WHAT YOU NEED TO DO
Pictures do not belong in your copy. Repeat all the other data exactly.
------------------------------------
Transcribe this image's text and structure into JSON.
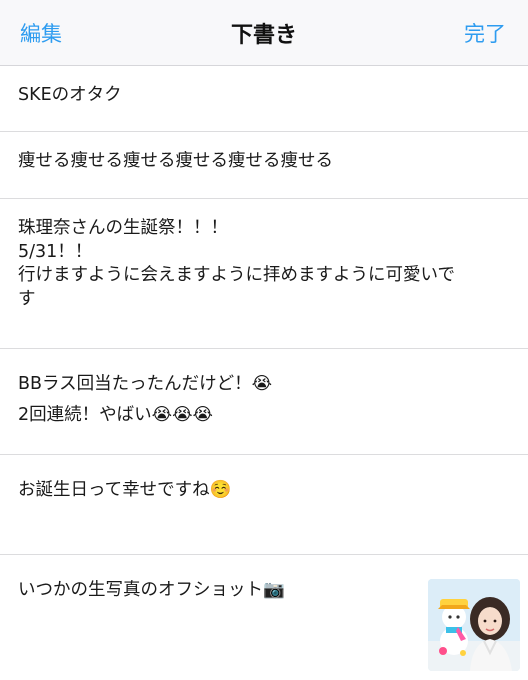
{
  "nav": {
    "edit_label": "編集",
    "title": "下書き",
    "done_label": "完了"
  },
  "drafts": [
    {
      "lines": [
        "SKEのオタク"
      ]
    },
    {
      "lines": [
        "痩せる痩せる痩せる痩せる痩せる痩せる"
      ]
    },
    {
      "lines": [
        "珠理奈さんの生誕祭！！！",
        "5/31！！",
        "行けますように会えますように拝めますように可愛いで",
        "す"
      ]
    },
    {
      "lines": [
        "BBラス回当たったんだけど！😭",
        "2回連続！やばい😭😭😭"
      ]
    },
    {
      "lines": [
        "お誕生日って幸せですね☺️"
      ]
    },
    {
      "lines": [
        "いつかの生写真のオフショット📷"
      ],
      "has_photo": true
    }
  ]
}
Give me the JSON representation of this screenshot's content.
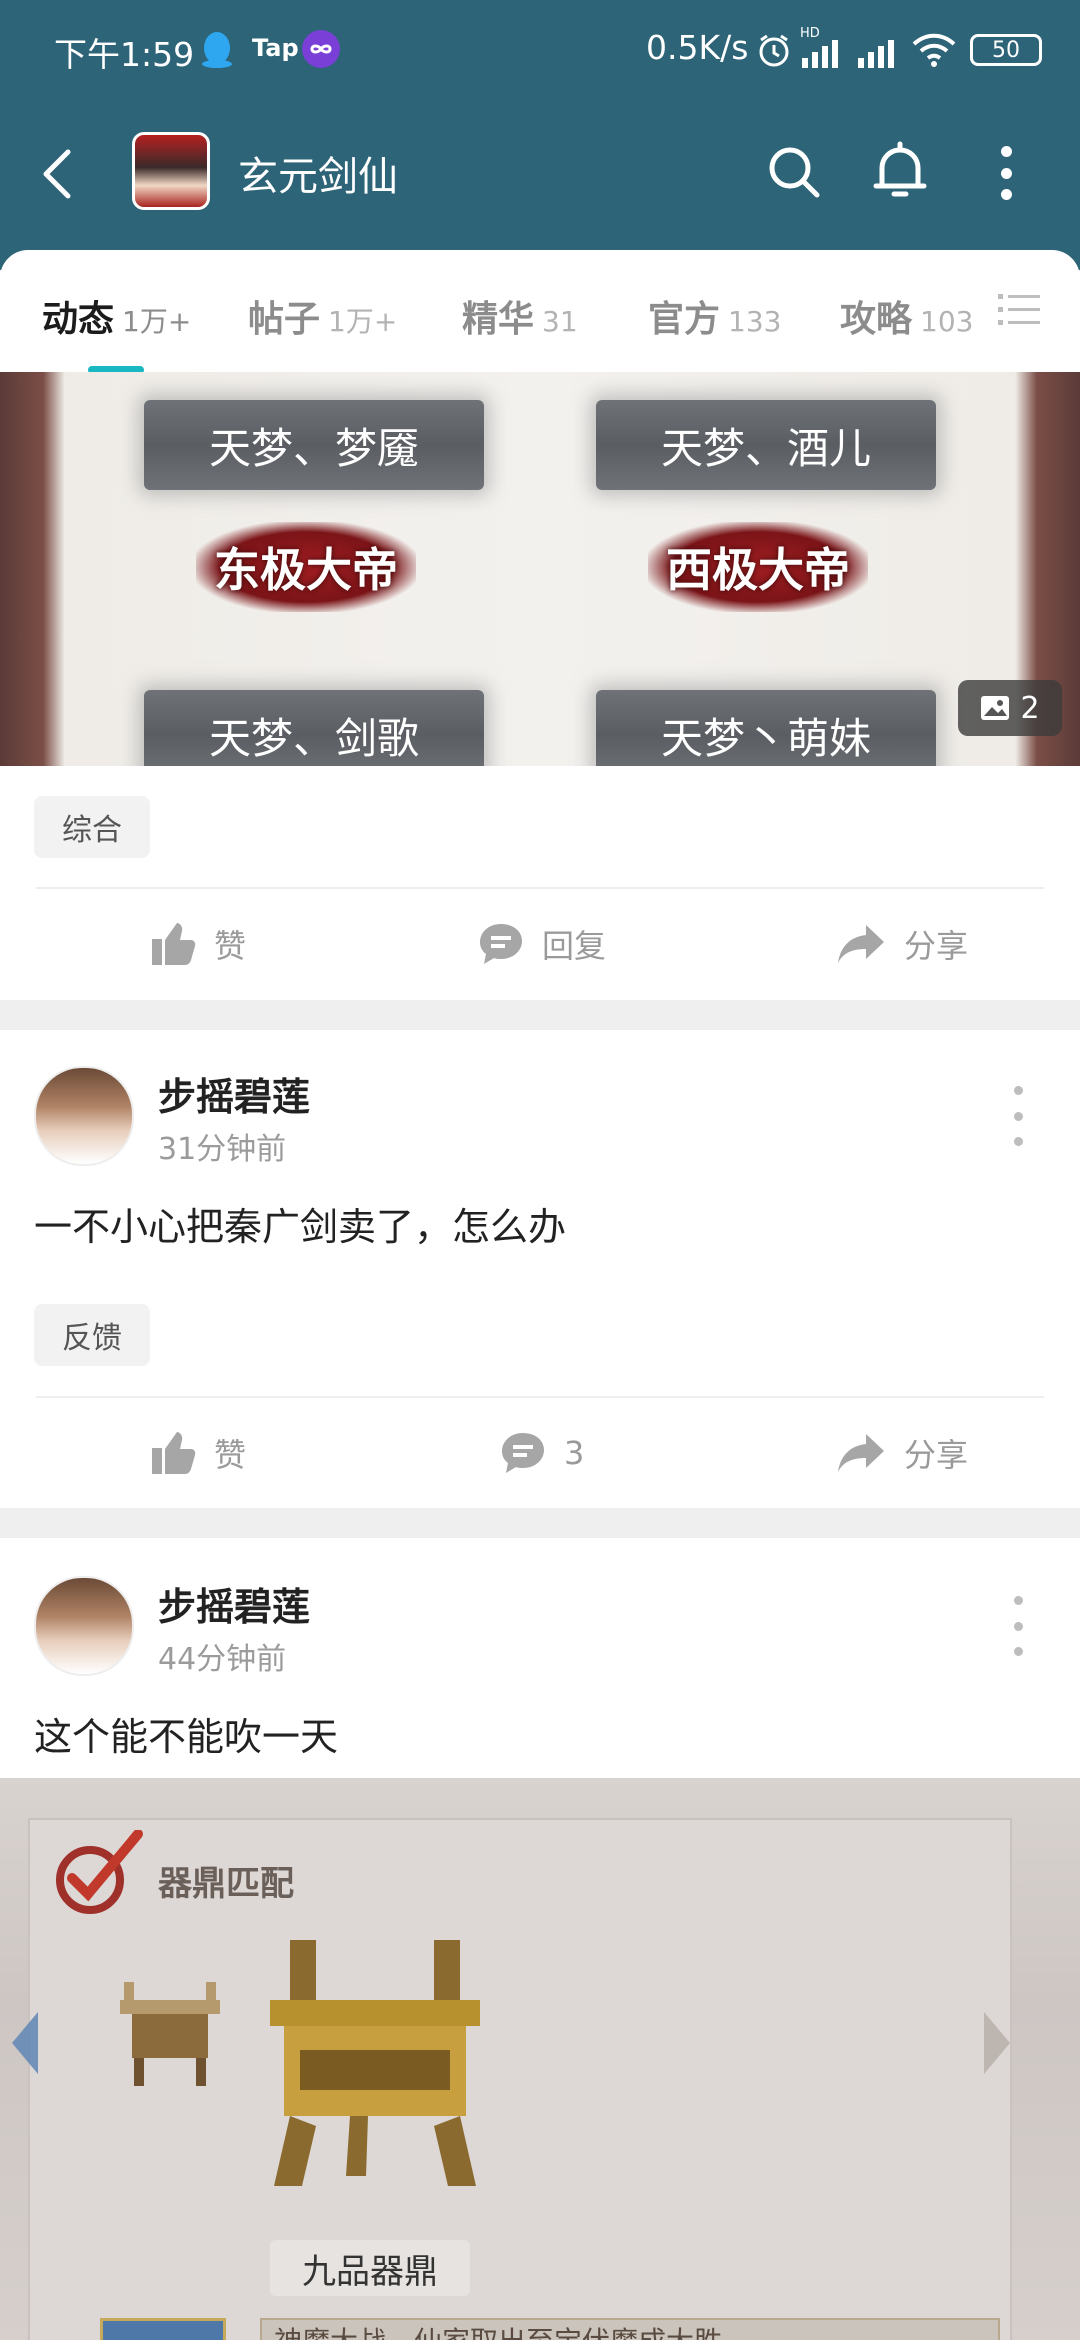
------------------------------------
ANSWER TO THE TASK
Transcribe this image's text and structure into JSON.
{
  "nav": {
    "edit_label": "編集",
    "title": "下書き",
    "done_label": "完了"
  },
  "drafts": [
    {
      "lines": [
        "SKEのオタク"
      ]
    },
    {
      "lines": [
        "痩せる痩せる痩せる痩せる痩せる痩せる"
      ]
    },
    {
      "lines": [
        "珠理奈さんの生誕祭！！！",
        "5/31！！",
        "行けますように会えますように拝めますように可愛いで",
        "す"
      ]
    },
    {
      "lines": [
        "BBラス回当たったんだけど！😭",
        "2回連続！やばい😭😭😭"
      ]
    },
    {
      "lines": [
        "お誕生日って幸せですね☺️"
      ]
    },
    {
      "lines": [
        "いつかの生写真のオフショット📷"
      ],
      "has_photo": true
    }
  ]
}
Give me the JSON representation of this screenshot's content.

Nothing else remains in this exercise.